— Start of RECORDS FOR THIS TASK —

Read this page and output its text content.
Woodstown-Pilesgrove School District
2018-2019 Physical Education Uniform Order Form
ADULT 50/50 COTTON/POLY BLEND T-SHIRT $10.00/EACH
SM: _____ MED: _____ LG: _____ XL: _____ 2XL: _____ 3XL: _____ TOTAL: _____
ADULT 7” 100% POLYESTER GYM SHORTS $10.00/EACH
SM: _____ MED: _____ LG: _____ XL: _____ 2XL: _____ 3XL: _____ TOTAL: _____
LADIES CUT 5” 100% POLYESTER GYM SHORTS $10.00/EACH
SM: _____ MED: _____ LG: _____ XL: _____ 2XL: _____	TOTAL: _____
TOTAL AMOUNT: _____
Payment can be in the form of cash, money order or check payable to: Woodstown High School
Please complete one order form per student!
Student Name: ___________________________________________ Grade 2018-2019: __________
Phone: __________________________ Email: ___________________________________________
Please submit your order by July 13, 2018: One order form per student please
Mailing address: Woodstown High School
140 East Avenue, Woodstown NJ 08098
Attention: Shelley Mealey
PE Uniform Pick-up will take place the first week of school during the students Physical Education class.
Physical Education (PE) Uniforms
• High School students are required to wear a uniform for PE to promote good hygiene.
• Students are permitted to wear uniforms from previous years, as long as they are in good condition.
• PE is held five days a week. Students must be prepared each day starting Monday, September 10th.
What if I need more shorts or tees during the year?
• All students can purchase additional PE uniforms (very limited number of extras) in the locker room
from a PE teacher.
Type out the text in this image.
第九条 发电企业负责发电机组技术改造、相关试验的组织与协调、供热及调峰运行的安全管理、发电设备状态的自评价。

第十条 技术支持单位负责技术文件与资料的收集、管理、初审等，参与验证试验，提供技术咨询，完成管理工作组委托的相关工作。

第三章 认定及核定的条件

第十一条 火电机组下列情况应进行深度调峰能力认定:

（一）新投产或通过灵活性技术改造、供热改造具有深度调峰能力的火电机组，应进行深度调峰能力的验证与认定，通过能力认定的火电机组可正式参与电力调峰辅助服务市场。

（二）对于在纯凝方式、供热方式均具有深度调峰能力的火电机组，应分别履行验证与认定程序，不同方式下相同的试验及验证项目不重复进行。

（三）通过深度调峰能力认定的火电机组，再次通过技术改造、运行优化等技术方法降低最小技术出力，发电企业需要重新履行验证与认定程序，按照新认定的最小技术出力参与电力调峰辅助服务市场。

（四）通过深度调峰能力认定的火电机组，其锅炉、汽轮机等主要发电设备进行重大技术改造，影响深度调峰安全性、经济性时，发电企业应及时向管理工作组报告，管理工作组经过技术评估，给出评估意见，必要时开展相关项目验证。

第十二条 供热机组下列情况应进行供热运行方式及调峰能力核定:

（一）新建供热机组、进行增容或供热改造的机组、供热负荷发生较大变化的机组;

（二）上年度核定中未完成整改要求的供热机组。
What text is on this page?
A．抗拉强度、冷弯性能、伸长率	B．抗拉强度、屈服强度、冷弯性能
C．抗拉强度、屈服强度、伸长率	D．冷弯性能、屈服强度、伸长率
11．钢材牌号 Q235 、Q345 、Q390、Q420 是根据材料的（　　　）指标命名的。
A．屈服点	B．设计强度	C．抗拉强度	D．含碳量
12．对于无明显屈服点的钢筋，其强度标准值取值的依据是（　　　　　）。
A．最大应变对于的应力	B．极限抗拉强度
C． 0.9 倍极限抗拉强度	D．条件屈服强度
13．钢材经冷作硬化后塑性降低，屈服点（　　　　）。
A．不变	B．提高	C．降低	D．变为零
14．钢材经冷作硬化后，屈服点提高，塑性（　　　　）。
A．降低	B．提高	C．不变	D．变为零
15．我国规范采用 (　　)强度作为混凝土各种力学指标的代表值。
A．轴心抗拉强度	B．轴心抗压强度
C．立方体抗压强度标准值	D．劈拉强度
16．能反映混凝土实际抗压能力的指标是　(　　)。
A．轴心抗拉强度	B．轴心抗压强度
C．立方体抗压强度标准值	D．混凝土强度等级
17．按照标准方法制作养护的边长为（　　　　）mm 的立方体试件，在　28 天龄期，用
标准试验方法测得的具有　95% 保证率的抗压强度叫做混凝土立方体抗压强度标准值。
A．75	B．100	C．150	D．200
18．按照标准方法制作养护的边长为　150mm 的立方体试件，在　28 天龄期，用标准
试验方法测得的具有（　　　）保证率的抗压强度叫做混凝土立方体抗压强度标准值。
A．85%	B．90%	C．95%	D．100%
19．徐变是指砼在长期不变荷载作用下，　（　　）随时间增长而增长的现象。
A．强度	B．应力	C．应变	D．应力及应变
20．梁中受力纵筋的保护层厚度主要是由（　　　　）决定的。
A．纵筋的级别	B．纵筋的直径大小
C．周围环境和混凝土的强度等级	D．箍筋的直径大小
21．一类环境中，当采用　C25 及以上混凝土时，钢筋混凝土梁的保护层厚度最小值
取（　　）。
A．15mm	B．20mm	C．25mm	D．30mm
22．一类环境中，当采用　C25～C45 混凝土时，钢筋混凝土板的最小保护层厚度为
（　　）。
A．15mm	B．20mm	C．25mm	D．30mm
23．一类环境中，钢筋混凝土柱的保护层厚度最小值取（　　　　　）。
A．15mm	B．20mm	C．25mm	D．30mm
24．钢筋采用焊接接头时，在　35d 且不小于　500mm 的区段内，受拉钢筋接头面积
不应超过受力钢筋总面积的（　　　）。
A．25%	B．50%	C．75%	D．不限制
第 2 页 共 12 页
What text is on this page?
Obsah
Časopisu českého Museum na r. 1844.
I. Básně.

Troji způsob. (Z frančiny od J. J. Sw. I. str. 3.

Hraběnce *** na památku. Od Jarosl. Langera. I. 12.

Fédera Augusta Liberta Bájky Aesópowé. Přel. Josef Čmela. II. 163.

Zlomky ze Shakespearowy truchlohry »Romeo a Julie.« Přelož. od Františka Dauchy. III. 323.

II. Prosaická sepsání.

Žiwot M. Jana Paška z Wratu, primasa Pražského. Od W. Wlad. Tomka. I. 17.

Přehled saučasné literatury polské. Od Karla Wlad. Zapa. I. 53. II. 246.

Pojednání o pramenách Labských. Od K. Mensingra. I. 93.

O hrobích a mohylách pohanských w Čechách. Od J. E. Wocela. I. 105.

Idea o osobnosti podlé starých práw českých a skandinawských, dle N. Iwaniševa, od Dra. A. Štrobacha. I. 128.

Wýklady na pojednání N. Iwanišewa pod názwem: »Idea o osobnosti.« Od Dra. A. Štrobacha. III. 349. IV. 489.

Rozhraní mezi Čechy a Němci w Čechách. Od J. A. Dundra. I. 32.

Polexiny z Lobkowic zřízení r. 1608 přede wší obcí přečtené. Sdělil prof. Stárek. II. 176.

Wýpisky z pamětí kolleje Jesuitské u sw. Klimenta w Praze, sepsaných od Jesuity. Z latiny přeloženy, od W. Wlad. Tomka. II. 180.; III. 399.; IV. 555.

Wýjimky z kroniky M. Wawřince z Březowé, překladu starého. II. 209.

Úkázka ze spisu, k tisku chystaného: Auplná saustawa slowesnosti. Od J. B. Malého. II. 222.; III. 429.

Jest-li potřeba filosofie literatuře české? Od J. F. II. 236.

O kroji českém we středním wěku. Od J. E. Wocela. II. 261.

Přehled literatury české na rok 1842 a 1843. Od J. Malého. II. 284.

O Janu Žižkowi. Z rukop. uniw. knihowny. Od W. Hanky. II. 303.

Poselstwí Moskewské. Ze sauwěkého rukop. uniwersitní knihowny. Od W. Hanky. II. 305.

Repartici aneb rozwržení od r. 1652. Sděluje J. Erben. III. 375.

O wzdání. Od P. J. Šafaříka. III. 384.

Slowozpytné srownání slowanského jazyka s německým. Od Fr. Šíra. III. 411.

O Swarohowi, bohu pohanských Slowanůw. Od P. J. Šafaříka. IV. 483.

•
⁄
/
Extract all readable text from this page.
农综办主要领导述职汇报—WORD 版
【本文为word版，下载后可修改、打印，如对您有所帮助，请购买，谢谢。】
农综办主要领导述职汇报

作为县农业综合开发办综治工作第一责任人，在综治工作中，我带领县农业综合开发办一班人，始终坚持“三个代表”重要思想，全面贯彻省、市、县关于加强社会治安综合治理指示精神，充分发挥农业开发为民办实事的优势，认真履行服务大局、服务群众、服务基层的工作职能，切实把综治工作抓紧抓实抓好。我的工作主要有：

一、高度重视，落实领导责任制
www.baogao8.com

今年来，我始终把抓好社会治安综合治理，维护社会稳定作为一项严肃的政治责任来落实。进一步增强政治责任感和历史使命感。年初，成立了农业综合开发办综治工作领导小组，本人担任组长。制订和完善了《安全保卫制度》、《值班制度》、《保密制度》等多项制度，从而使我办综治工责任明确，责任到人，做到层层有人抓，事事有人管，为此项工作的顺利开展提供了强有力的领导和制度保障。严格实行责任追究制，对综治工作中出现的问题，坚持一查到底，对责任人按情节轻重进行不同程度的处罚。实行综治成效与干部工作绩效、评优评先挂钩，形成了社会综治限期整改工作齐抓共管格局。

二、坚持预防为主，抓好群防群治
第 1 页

— End of RECORDS FOR THIS TASK —

DIRECTIONS FOR THIS TASK ▸ Repeat only the stretch of lines that begins at the line containing "Extract all readable text from this page." and ends at the last line above, both included.

FULL ANSWER ▸
Extract all readable text from this page.
农综办主要领导述职汇报—WORD 版
【本文为word版，下载后可修改、打印，如对您有所帮助，请购买，谢谢。】
农综办主要领导述职汇报

作为县农业综合开发办综治工作第一责任人，在综治工作中，我带领县农业综合开发办一班人，始终坚持“三个代表”重要思想，全面贯彻省、市、县关于加强社会治安综合治理指示精神，充分发挥农业开发为民办实事的优势，认真履行服务大局、服务群众、服务基层的工作职能，切实把综治工作抓紧抓实抓好。我的工作主要有：

一、高度重视，落实领导责任制
www.baogao8.com

今年来，我始终把抓好社会治安综合治理，维护社会稳定作为一项严肃的政治责任来落实。进一步增强政治责任感和历史使命感。年初，成立了农业综合开发办综治工作领导小组，本人担任组长。制订和完善了《安全保卫制度》、《值班制度》、《保密制度》等多项制度，从而使我办综治工责任明确，责任到人，做到层层有人抓，事事有人管，为此项工作的顺利开展提供了强有力的领导和制度保障。严格实行责任追究制，对综治工作中出现的问题，坚持一查到底，对责任人按情节轻重进行不同程度的处罚。实行综治成效与干部工作绩效、评优评先挂钩，形成了社会综治限期整改工作齐抓共管格局。

二、坚持预防为主，抓好群防群治
第 1 页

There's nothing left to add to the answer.